Your instructions -
Return every line of the records below verbatim, and leave the pictures out of your answer.
....
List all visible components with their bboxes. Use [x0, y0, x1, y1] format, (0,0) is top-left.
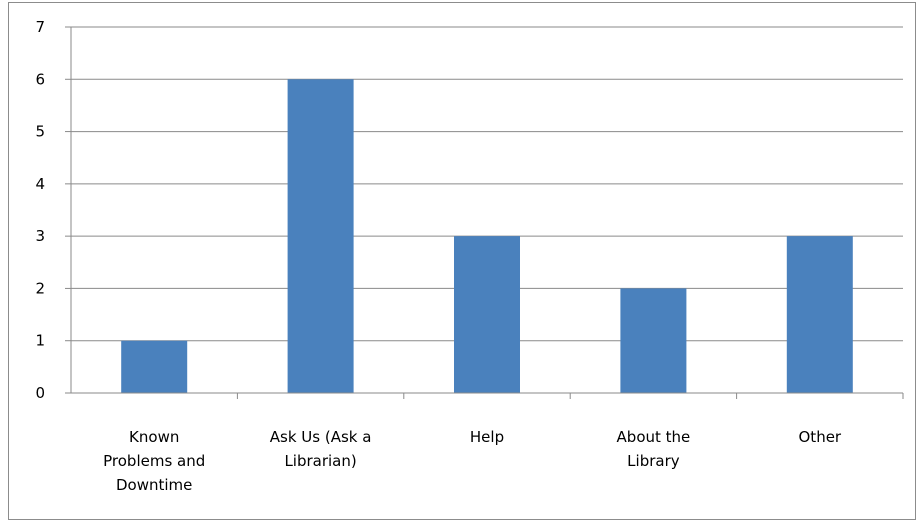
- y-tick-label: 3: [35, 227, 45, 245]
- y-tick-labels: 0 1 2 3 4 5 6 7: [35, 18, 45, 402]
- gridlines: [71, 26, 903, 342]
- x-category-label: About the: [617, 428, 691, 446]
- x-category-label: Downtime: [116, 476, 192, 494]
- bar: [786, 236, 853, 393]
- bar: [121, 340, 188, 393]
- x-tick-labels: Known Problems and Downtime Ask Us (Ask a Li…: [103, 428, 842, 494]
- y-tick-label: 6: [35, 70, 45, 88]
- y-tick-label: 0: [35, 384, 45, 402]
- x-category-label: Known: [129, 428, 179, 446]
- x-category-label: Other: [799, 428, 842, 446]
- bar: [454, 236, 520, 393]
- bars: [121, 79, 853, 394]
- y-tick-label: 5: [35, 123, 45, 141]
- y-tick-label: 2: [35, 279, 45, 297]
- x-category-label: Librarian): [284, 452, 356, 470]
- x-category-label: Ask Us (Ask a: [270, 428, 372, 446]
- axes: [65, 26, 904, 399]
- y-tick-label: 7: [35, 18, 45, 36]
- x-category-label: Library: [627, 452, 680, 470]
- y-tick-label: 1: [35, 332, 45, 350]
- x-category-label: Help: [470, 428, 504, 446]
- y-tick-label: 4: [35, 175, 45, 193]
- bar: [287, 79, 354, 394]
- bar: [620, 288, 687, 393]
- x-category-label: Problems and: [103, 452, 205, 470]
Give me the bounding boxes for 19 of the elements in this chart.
....
Finished answer -
List all visible components with their bboxes. Use [x0, y0, x1, y1] format, (0,0) is top-left.
- y-tick-label: 3: [35, 227, 45, 245]
- y-tick-labels: 0 1 2 3 4 5 6 7: [35, 18, 45, 402]
- gridlines: [71, 26, 903, 342]
- x-category-label: About the: [617, 428, 691, 446]
- x-category-label: Downtime: [116, 476, 192, 494]
- bar: [786, 236, 853, 393]
- bar: [121, 340, 188, 393]
- x-tick-labels: Known Problems and Downtime Ask Us (Ask a Li…: [103, 428, 842, 494]
- y-tick-label: 6: [35, 70, 45, 88]
- y-tick-label: 0: [35, 384, 45, 402]
- x-category-label: Known: [129, 428, 179, 446]
- x-category-label: Other: [799, 428, 842, 446]
- bar: [454, 236, 520, 393]
- bars: [121, 79, 853, 394]
- y-tick-label: 5: [35, 123, 45, 141]
- y-tick-label: 2: [35, 279, 45, 297]
- x-category-label: Librarian): [284, 452, 356, 470]
- x-category-label: Ask Us (Ask a: [270, 428, 372, 446]
- axes: [65, 26, 904, 399]
- y-tick-label: 7: [35, 18, 45, 36]
- x-category-label: Library: [627, 452, 680, 470]
- y-tick-label: 1: [35, 332, 45, 350]
- x-category-label: Help: [470, 428, 504, 446]
- y-tick-label: 4: [35, 175, 45, 193]
- bar: [287, 79, 354, 394]
- bar: [620, 288, 687, 393]
- x-category-label: Problems and: [103, 452, 205, 470]
Give me the bounding boxes for 19 of the elements in this chart.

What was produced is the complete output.